→ Text provided
- - -

Plant City Observer

Florida death row inmate becomes state’s first to demand electric chair

By Steve Bousquet | Times/Herald Tallahassee Bureau 

TALLAHASSEE — For the first time in nearly two decades, a Florida prison inmate is demanding that he be put to death in the antiquated electric chair and not by a lethal injection method that has been repeatedly challenged in court.

Wayne Doty, 42, of Plant City has been on death row since 2011 after he killed a fellow inmate. In a state where condemned inmates routinely wait for decades to be executed, Doty wants to die immediately, partly to attain “spiritual freedom.”

“I think his goal is to get put to death as quickly as possible,” said Sean Fisher, a private investigator in Gainesville who once worked for Doty. “I think he’s nervous about lethal injection being found unconstitutional.”

The Florida Department of Corrections did not anticipate that an inmate would demand electrocution.

“We’ve received the inmate’s request and we’re reviewing it,” prison spokesman McKinley Lewis said Thursday.

He declined to comment further.

Executions in Florida have been on hold for much of the past year because of lawsuits alleging that lethal injection is cruel and unusual punishment, and thus unconstitutional. But the U.S. Supreme Court has upheld its use and the next execution is set for next Thursday in the case of Jerry Correll, who killed four people in Orlando.

Florida is one of eight states, mostly in the South, that have kept the electric chair as a form of capital punishment.

Tennessee reinstated it last year because of challenges to lethal injections.

Florida’s electric chair has long been known by the cynical nickname “Ol’ Sparky.” The three-legged chair has been idle for 16 years after a second botched execution forced the Legislature and then-Gov. Jeb Bush to change the method.

- - -

→ Data shown

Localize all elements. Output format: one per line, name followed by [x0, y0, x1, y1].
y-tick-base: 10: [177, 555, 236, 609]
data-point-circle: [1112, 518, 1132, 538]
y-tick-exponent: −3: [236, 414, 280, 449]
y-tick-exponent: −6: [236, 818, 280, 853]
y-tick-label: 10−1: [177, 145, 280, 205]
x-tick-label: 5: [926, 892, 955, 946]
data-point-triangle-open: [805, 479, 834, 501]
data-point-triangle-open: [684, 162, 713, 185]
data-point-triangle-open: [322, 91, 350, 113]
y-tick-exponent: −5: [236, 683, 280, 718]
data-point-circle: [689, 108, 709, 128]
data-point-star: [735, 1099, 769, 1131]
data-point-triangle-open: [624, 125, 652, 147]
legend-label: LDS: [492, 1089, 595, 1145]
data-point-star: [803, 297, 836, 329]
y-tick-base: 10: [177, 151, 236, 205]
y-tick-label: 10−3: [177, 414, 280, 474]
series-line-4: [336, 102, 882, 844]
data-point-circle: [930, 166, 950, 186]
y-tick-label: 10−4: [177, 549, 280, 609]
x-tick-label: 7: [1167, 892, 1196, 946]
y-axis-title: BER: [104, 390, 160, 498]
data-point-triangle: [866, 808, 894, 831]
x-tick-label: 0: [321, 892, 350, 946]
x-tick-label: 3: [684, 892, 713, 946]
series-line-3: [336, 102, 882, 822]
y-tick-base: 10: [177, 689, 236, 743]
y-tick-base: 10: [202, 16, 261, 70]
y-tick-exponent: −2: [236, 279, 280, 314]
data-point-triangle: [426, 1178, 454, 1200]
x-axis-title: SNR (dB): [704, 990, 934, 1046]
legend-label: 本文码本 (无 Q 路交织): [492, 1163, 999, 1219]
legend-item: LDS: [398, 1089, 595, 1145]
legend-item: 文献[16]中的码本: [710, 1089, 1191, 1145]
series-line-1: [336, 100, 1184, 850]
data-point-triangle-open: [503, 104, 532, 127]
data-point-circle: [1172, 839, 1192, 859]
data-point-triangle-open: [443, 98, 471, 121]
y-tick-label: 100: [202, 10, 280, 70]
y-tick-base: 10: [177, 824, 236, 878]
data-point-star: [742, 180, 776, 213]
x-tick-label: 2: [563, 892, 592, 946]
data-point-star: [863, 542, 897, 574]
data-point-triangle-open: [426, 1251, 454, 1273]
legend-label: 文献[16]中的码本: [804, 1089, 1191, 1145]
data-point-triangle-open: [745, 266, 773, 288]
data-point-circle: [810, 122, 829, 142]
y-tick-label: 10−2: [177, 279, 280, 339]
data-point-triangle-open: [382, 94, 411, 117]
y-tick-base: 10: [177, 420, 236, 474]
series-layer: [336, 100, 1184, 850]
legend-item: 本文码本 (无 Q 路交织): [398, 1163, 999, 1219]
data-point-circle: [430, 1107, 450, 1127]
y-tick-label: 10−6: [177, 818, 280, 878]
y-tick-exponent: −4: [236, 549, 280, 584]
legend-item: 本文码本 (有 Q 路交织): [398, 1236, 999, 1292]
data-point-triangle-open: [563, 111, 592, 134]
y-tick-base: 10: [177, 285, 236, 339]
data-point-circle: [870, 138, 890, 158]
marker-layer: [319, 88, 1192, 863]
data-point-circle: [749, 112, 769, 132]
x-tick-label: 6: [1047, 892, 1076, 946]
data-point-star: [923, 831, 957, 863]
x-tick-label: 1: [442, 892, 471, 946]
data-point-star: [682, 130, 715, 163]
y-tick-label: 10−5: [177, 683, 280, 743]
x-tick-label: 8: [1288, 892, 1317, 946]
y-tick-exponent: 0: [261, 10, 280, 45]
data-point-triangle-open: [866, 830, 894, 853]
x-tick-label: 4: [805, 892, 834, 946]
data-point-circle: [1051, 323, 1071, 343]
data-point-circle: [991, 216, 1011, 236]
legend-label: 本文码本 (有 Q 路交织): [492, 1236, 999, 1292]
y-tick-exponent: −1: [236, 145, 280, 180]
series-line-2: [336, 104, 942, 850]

- - -

→ Actions to take
a) Please reproduce the records word for word, beginning with their first line and stopping after the line that contains "data-point-triangle-open: [624, 125, 652, 147]".
b) Carry on the article about the death row inmate seeking the electric chair, picking up after its final sentence.
The records bear no relation to the article about the Florida inmate.

→ Results for the exercise
a)
Localize all elements. Output format: one per line, name followed by [x0, y0, x1, y1].
y-tick-base: 10: [177, 555, 236, 609]
data-point-circle: [1112, 518, 1132, 538]
y-tick-exponent: −3: [236, 414, 280, 449]
y-tick-exponent: −6: [236, 818, 280, 853]
y-tick-label: 10−1: [177, 145, 280, 205]
x-tick-label: 5: [926, 892, 955, 946]
data-point-triangle-open: [805, 479, 834, 501]
data-point-triangle-open: [684, 162, 713, 185]
data-point-triangle-open: [322, 91, 350, 113]
y-tick-exponent: −5: [236, 683, 280, 718]
data-point-circle: [689, 108, 709, 128]
data-point-star: [735, 1099, 769, 1131]
data-point-triangle-open: [624, 125, 652, 147]

b)
During the 1997 execution of Pedro Medina, who came to Florida from Cuba during the 1980 Mariel boatlift, a mask covering his face caught fire and filled the death chamber with smoke.

At the 1999 execution of triple murderer Allen Lee “Tiny” Davis, blood appeared on his face and shirt as 2,300 volts of electricity coursed through his 350-pound body. The state Supreme Court temporarily halted executions but later ruled in a 4-3 decision that electrocution was not a form of cruel and unusual punishment.

The state switched to a lethal injection of chemicals that sedate an inmate and stop the heart. But in changing the method of execution, Bush and the Legislature also gave inmates the one-time option of selecting electrocution.

Doty is the first inmate to do so.

In a handwritten affidavit, Doty wrote: “I’m invoking my right of free will to choose execution by electrocution due to confliction (sic) surrounding executions through lethal injection.”

As a boy, Doty was subject to physical and emotional abuse by his father, according to Dr. Clifford Levin, a psychologist who evaluated the inmate. His father whisked Doty away from his mother when he was a toddler.

By the age of 12, he was a truant and a runaway. The record of the Florida Supreme Court’s mandatory review of his death sentence indicates that Doty did not receive counseling that a child psychologist said was necessary.

Citing Doty’s first-person testimony at the hearing, the court wrote: “He condemned the juvenile system for failing him and noted that you do not grow out of being ignored, rejected, neglected, abandoned and exposed to the violence of watching your father beat a woman.”

He also said he would kill again without remorse.

Doty initially was sentenced to life in prison for the fatal shooting of Harvey Horne II, a watchman at a Plant City manufacturing plant, during a drug robbery in 1996. He tracked down Horne in search of methamphetamine; Doty was 23 at the time.

Sentenced to life, Doty once attempted suicide at Everglades Correctional Institution, but he received no mental health treatment, court records show.

At Florida State Prison in Raiford, Doty was a “runner” who distributed meals to inmates and picked up trash and was considered a good worker. He and another inmate murdered a fellow prisoner in 2011 and Doty confessed to the crime.

Court records state that after inmate Xavier Rodriguez insulted Doty and allegedly stole a package of cigarettes from him, Doty decided to retaliate.

He handcuffed Rodriguez with strips of a bedsheet and strangled him, and doctors said Rodriguez was stabbed in the abdomen 25 times with a crude homemade knife Doty had wrapped in a newspaper.

Rodriguez was scheduled to be released from prison this year.

At his trial, Doty acted as his own lawyer after a court-appointed psychologist concluded he was competent to stand trial and to represent himself.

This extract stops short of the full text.